Document section -
---+---

THIS week, fond recollections of Bonnie Raitt and the albums she made at the beginning of her long career. Bonnie was blessed with a wonderful voice and is no slouch with a slide guitar. But perhaps her major attribute is the ability to spot great songs and stamp her own personality on them. As one admirer put it, ‘Bonnie Raitt does something with a lyric no one else can do; she bends it and twists it right into your heart.’
Bonnie Lynn Raitt was born in Burbank, California, on November 8, 1949. Her father John made his name as a singer in Broadway musicals and went on to become a successful film and TV actor. Her mother Marjorie was a pianist. As Bonnie’s red mane would suggest, she is of Scots extraction. Her ancestors built the ancient monument Rait Castle, near Nairn.
She learned the guitar at school and summer camp, and in her second year at college became friends with a blues promoter named Dick Waterman. She dropped out and moved to Philadelphia, determined to make music full time.
Bonnie played alongside the legendary bluesman Mississippi Fred McDowell at the 1970 Philly Folk Festival. At the Gaslight Café in New York, she was spotted by a Newsweek reporter who gave her a rave review. Soon afterwards she signed for Warner Brothers and went into the studio to make her first album.
Released in 1971 and produced by the singer and pianist Willie Murphy, Bonnie Raitt is a collection of mainly blues cover versions, although there are two of her own songs, of which one, Thank You, is probably my favourite track.
Two further songs are by Bonnie’s mentor Sippie Wallace. A few years later Bonnie and Sippie would duet on one of them, Women Be Wise, at the American Music Hall in San Francisco.

---+---

Continue the piece on Bonnie Raitt's early albums from the point where it ends.

---+---

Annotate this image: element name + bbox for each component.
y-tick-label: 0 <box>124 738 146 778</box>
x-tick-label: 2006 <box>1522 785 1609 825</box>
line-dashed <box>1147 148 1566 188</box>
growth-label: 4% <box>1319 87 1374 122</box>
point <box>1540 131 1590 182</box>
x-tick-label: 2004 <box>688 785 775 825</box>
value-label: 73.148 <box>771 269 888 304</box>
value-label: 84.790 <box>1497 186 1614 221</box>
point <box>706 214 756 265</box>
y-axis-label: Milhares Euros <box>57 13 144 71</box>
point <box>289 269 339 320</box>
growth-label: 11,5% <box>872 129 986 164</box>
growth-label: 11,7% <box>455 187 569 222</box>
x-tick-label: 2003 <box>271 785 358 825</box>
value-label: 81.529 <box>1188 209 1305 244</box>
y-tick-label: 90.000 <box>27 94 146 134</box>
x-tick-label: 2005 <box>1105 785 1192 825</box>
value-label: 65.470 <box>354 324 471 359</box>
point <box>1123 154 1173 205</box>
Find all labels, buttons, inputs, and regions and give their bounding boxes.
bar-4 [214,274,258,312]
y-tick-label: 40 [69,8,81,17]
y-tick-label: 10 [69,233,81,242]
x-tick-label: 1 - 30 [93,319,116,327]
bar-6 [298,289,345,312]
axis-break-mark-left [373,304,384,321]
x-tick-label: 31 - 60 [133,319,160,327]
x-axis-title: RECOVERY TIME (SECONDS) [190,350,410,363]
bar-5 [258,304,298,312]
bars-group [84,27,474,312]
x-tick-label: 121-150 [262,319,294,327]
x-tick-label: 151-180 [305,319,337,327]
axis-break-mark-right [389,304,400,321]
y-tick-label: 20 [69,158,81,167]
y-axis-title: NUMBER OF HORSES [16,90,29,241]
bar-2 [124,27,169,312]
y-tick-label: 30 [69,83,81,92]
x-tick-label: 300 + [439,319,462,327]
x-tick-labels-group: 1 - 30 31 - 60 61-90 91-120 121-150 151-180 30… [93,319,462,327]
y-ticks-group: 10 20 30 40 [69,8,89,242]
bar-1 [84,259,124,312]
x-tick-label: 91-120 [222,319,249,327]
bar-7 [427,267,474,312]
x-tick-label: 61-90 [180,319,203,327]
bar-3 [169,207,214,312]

---+---

The output -
Bonnie Raitt was warmly reviewed but sales were disappointing. Undeterred, she was soon back in the studio for 1972’s Give It Up, a more ambitious project combining rock and folk influences with the blues. It begins with the self-penned Give It Up Or Let Me Go, which starts out with bottleneck acoustic quickly joined by a Dixieland-style brass band.
The highlights of the LP for me are the Joel Zoss song Too Long at the Fair, Jackson Browne’s Under the Falling Sky and the superb final track, Love Has No Pride, which was written by Eric Kaz and Libby Titus. Production was by Michael Cuscuna. Again the album was a hit with the critics, and again its sales figures sucked. It didn’t help that Bonnie was none too keen on performing in public, declaring: ‘I don’t want to be a star.’
For 1973’s Takin’ My Time, the great Lowell George of Little Feat was enlisted as producer but was replaced by John Hall of the rock band Orleans after Lowell and Bonnie developed more than just a working relationship. She gave an interview in the 1980s in which she said: ‘Takin’ My Time is one of my favourite records to listen to, although I started out with Lowell producing it, and he and I got too close to be able to have any objectivity about it. That’s the problem when you’re a woman and you get involved with the people you work with – and I don’t just mean romantically. It becomes too emotional. It’s hard to have a strong woman telling the man her ideas when, in fact, the man wants to take over the situation. So that album had a lot of heartache in it. At the time it was a difficult one to make, but now I like it.’
I agree with Bonnie – of all her albums, this one is my favourite. Joel Zoss provides another classic song with I Gave My Love a Candle and Eric Kaz likewise with Cry Like a Rainstorm.
The Chris Smither song I Feel the Same is followed by another Jackson Browne beauty, I Thought I Was a Child, and Randy Newman’s lachrymose Guilty wraps things up. The song Takin’ My Time, which featured on Little Feat’s 1971 debut album, does not actually appear for some reason and was shelved until 1977 when it was included on Bonnie’s album Sweet Forgiveness.
Among the stellar line-up of backing musicians on Takin’ My Time are Lowell and his fellow Featers Paul Barrere, Sam Clayton and Billy Payne, Taj Mahal, Jim Keltner and Van Dyke Parks. Despite all this the album again failed to hit the charts and a frustrated Bonnie, who had by now decided that success would be preferable to failure, adopted a more mainstream approach.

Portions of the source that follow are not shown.